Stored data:
☆ ☆ ☆ ☆ ☆ ☆ ☆

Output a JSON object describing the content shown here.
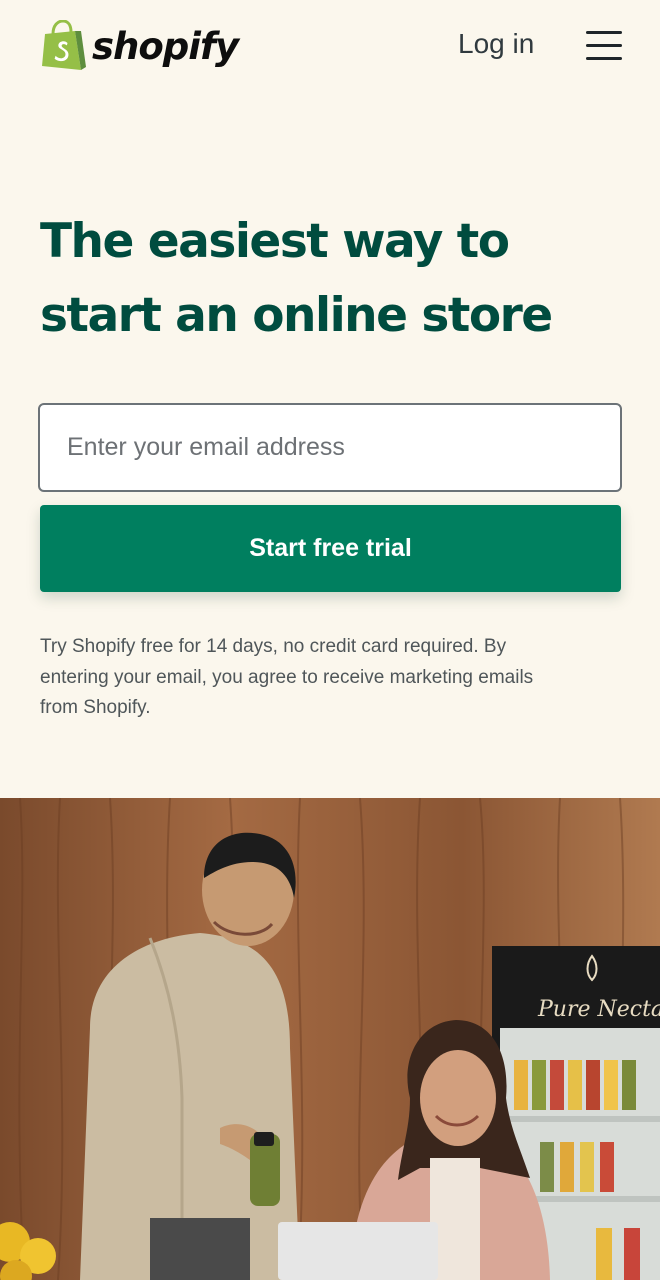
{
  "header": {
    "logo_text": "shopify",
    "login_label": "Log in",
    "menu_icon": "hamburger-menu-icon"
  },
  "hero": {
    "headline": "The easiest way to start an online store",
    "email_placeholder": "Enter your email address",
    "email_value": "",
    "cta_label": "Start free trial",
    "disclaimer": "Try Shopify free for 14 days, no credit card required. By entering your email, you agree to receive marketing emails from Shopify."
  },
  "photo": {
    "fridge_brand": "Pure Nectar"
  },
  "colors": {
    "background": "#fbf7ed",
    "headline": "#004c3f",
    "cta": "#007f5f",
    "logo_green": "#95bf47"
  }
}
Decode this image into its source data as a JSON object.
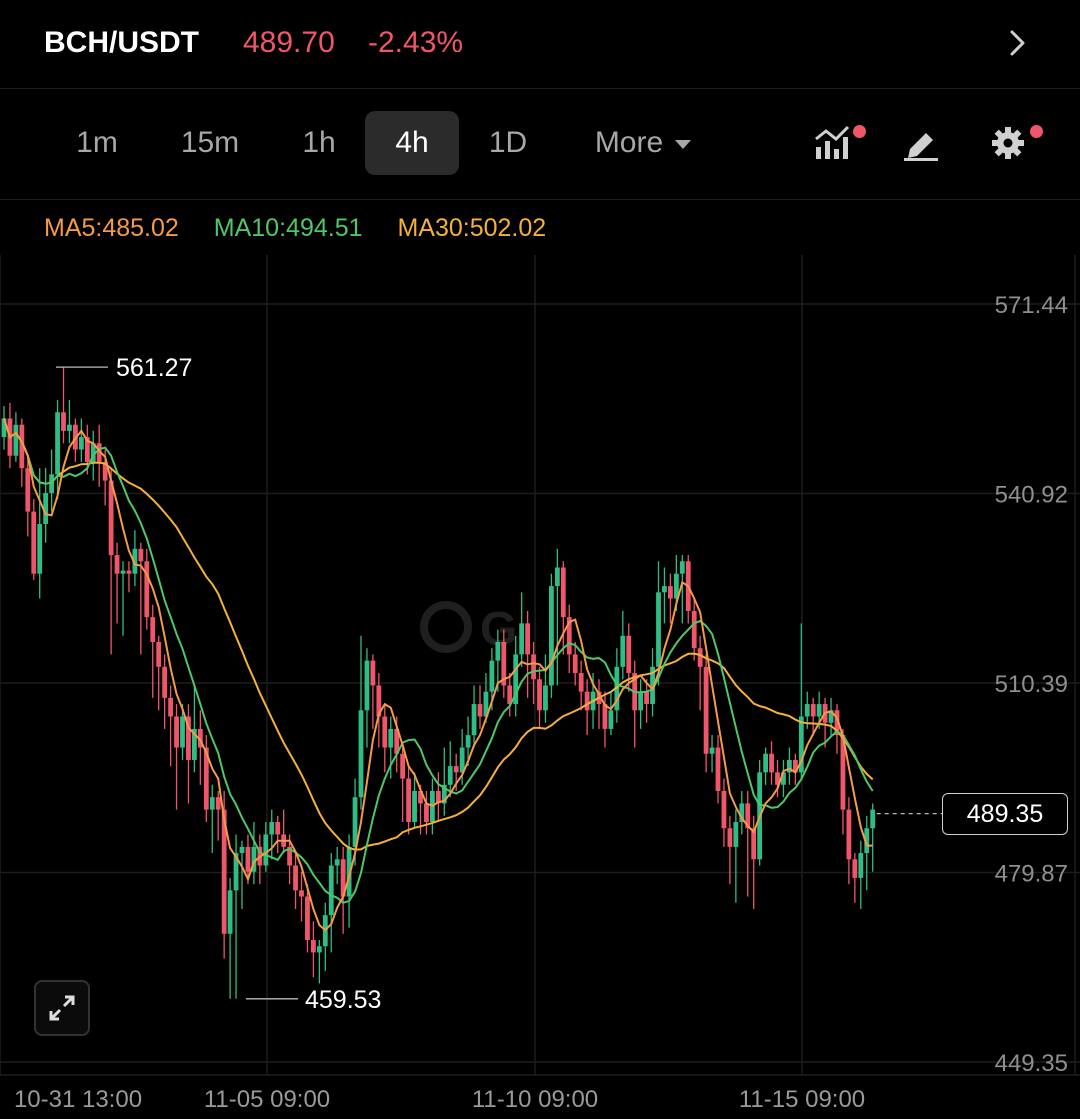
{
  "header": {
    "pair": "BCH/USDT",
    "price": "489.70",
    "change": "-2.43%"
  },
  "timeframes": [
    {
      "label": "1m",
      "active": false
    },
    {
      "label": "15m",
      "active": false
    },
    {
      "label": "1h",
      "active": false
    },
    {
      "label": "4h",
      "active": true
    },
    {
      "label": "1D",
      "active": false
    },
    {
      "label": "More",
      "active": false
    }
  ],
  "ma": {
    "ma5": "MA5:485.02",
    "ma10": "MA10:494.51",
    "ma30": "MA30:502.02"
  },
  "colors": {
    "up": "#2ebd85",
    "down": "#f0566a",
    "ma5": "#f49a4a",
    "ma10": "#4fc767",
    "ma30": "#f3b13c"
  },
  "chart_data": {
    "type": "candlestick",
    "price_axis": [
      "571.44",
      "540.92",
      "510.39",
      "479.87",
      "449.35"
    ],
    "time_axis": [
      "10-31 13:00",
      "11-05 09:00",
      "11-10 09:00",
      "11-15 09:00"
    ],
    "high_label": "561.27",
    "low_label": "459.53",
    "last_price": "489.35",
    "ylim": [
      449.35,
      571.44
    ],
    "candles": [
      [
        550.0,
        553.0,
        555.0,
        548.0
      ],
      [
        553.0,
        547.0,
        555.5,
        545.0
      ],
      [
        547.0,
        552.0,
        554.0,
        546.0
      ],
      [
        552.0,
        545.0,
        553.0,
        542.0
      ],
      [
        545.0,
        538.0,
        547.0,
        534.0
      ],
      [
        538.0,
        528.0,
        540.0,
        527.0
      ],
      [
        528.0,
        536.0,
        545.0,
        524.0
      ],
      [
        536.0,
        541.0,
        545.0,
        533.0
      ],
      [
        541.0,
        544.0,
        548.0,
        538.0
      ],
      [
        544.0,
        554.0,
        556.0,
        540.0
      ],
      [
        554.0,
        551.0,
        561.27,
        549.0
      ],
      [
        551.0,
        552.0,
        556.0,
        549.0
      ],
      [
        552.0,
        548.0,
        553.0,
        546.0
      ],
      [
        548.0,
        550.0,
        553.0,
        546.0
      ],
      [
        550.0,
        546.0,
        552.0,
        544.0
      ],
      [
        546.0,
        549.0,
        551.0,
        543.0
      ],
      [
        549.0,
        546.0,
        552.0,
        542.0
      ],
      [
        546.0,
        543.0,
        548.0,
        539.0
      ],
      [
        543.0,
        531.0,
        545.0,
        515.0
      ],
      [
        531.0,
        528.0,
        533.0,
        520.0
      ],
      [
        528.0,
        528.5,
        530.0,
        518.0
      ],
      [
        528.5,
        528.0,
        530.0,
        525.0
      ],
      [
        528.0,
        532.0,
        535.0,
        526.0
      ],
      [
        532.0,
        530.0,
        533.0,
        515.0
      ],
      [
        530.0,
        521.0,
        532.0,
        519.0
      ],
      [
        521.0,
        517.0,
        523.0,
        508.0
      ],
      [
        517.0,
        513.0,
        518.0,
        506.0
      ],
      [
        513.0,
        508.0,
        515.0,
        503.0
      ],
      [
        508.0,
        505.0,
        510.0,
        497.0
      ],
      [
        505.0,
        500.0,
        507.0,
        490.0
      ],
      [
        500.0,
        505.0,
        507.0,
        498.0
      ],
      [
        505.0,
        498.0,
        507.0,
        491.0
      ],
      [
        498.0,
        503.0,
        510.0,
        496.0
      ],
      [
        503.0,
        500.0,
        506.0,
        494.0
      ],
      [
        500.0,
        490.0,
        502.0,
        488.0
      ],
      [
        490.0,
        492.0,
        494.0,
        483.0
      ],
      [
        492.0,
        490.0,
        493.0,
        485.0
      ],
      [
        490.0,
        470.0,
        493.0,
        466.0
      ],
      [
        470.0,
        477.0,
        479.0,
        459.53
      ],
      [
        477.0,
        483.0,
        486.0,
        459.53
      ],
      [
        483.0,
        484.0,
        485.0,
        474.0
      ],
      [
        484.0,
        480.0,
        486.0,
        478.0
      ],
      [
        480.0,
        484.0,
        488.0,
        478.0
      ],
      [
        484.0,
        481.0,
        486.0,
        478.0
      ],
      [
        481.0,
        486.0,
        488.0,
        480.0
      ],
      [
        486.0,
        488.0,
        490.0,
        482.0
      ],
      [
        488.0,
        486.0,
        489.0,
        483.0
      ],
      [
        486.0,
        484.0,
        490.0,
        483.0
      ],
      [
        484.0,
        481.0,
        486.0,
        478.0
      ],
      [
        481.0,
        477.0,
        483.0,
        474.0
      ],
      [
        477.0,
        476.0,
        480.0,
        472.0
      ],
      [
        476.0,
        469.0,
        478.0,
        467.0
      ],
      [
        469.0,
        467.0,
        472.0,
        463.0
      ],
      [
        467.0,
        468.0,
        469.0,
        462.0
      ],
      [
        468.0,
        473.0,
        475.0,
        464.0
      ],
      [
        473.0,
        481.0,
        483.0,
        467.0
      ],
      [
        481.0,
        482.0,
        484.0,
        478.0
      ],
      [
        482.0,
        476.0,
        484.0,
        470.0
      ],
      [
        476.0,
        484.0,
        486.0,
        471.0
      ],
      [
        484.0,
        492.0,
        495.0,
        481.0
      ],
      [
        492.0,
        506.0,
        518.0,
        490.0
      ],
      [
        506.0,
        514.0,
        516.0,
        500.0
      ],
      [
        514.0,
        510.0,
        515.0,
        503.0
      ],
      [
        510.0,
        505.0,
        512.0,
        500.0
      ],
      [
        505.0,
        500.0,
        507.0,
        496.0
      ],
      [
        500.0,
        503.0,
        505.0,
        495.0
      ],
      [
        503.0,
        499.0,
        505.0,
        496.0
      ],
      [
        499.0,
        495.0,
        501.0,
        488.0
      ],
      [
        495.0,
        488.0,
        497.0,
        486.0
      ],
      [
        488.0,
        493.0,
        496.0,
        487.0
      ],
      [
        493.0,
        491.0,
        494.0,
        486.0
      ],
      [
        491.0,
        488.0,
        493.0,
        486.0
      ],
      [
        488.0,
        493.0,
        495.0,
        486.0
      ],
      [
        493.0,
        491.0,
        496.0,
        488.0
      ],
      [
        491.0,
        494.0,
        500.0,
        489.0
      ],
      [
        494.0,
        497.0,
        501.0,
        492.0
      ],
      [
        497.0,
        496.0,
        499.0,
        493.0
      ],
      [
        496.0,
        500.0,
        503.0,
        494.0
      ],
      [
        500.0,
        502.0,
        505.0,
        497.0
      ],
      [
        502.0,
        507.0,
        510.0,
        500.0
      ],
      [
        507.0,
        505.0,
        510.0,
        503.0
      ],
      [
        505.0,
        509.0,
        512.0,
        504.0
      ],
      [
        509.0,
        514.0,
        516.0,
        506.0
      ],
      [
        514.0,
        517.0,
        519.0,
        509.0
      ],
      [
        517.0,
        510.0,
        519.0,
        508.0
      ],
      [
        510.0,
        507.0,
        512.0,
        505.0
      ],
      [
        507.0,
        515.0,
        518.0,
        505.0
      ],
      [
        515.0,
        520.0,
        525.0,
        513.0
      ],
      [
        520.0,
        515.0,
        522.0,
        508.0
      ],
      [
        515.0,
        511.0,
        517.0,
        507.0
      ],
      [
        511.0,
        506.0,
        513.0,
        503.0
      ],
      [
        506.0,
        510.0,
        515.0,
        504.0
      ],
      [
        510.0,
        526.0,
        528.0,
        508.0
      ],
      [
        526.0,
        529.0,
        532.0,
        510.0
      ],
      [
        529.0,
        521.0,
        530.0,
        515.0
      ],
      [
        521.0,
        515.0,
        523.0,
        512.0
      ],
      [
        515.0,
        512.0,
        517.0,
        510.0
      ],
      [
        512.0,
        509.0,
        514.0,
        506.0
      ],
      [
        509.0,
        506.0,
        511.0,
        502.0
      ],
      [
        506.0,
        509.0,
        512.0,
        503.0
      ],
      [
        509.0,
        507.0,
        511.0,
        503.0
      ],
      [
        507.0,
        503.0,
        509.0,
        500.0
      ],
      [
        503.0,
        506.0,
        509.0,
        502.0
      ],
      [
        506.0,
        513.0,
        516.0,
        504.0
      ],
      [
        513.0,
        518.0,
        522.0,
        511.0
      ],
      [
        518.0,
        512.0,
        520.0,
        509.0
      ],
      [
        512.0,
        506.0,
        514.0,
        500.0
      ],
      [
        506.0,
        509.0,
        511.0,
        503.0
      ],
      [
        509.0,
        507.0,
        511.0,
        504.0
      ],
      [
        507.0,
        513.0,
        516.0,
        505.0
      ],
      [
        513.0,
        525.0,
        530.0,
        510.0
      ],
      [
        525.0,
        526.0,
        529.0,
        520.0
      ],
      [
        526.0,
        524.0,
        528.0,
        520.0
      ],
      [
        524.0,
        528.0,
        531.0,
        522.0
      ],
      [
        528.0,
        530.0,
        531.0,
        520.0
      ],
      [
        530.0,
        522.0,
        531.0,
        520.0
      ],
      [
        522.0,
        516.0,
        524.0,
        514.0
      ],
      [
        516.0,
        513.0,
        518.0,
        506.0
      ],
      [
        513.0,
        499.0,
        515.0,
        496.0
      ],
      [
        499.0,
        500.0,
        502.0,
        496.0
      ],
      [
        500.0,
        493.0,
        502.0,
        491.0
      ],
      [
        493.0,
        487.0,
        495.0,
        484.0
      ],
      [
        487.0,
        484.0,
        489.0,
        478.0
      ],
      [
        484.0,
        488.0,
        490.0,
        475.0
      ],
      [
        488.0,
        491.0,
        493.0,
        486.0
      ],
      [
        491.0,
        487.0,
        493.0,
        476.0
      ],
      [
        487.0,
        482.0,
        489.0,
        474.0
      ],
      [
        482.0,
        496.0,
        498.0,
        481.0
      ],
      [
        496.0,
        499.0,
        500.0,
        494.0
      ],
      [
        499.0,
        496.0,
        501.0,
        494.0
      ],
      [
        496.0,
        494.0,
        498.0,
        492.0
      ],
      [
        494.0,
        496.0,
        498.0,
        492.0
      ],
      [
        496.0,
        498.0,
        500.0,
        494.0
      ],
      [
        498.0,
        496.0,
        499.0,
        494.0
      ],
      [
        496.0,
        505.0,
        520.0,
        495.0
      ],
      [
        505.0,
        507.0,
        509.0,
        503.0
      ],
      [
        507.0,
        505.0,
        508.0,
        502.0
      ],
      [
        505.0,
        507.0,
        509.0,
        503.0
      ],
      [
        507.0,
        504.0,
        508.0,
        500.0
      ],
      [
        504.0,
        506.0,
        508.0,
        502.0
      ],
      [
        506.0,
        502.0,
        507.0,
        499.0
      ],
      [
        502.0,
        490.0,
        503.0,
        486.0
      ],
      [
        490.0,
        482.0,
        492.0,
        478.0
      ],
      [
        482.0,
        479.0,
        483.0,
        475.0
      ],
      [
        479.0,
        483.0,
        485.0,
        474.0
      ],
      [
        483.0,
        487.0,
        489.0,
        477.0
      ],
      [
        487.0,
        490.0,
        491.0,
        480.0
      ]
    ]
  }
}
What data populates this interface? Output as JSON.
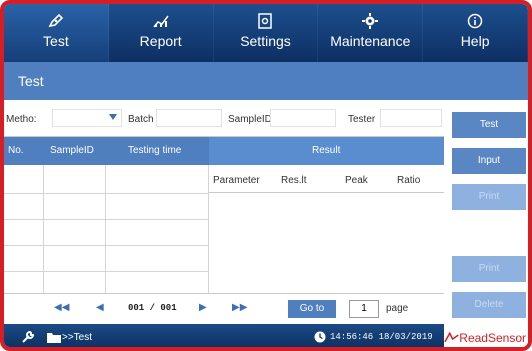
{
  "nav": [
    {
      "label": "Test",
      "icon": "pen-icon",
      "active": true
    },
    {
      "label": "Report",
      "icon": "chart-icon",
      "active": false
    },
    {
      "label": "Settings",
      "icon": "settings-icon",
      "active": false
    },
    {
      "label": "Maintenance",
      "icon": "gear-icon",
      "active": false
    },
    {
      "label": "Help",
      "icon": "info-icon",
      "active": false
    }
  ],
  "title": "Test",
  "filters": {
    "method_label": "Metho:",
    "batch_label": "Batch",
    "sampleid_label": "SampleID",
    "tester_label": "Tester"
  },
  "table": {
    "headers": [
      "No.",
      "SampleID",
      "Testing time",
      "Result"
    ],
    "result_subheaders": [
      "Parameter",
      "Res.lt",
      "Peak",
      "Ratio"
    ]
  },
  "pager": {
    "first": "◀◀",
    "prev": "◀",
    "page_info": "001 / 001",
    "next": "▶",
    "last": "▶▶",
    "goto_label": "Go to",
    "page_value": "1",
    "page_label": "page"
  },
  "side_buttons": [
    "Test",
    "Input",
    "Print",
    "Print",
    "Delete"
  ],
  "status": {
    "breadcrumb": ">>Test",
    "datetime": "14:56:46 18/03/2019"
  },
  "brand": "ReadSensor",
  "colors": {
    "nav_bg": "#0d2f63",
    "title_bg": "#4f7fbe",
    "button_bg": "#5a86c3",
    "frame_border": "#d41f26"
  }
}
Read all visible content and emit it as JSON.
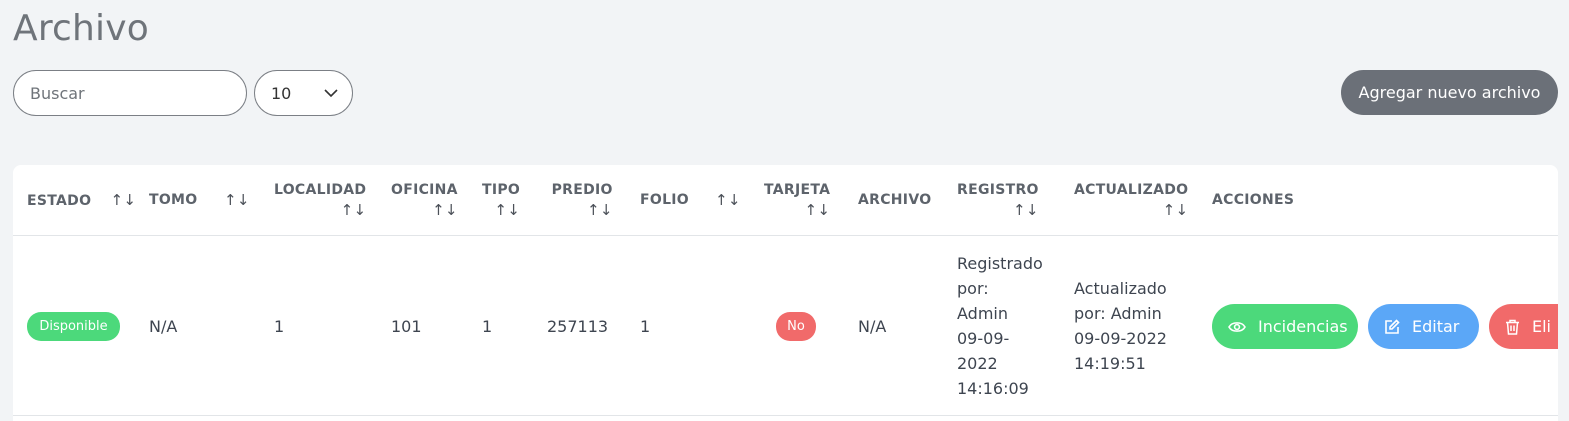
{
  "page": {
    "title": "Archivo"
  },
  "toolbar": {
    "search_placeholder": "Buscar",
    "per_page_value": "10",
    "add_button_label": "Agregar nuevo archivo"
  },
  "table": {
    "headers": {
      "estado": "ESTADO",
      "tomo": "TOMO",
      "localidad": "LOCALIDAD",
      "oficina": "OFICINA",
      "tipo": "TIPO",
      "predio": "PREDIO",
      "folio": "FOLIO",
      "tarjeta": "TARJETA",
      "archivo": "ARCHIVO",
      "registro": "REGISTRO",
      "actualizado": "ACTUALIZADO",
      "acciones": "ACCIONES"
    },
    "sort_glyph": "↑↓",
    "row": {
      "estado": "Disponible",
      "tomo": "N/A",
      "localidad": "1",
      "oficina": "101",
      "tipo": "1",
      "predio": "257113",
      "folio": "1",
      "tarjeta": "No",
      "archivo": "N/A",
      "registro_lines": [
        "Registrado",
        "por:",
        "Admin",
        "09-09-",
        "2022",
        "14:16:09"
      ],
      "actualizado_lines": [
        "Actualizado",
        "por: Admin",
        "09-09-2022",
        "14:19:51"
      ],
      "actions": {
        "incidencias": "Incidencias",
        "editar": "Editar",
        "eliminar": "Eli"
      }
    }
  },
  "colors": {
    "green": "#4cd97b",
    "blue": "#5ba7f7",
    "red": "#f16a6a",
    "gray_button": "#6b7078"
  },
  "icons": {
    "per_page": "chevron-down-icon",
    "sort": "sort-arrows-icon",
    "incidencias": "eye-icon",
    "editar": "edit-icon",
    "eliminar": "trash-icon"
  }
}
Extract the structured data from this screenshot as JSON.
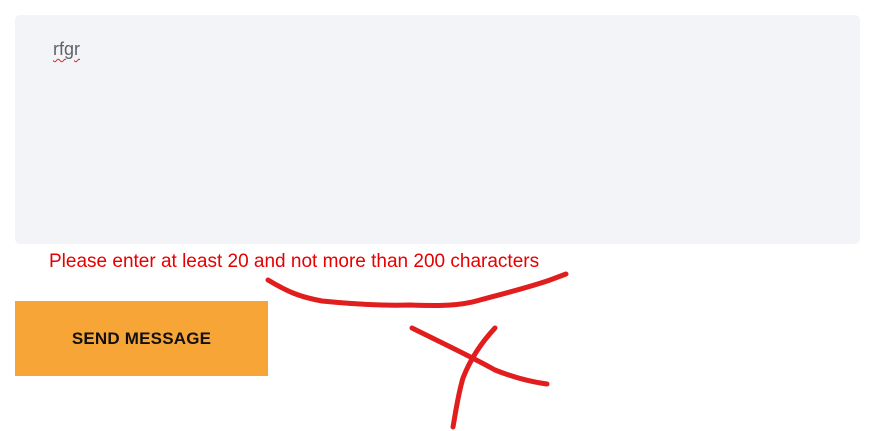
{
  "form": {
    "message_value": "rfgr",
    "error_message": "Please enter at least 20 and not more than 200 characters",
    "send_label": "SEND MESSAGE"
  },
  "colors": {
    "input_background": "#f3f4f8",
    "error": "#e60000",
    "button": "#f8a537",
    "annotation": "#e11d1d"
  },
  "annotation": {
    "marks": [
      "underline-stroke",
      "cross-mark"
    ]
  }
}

☆ ☆ ☆ ☆ ☆ ☆ ☆

• _Objective_: Beginning with the line that contains "Extract the structured" in the data above, please copy each line exactly until the last line, both ends included, skipping any pictures.

• _Task solution_:
Extract the structured data from this screenshot as JSON.
{
  "form": {
    "message_value": "rfgr",
    "error_message": "Please enter at least 20 and not more than 200 characters",
    "send_label": "SEND MESSAGE"
  },
  "colors": {
    "input_background": "#f3f4f8",
    "error": "#e60000",
    "button": "#f8a537",
    "annotation": "#e11d1d"
  },
  "annotation": {
    "marks": [
      "underline-stroke",
      "cross-mark"
    ]
  }
}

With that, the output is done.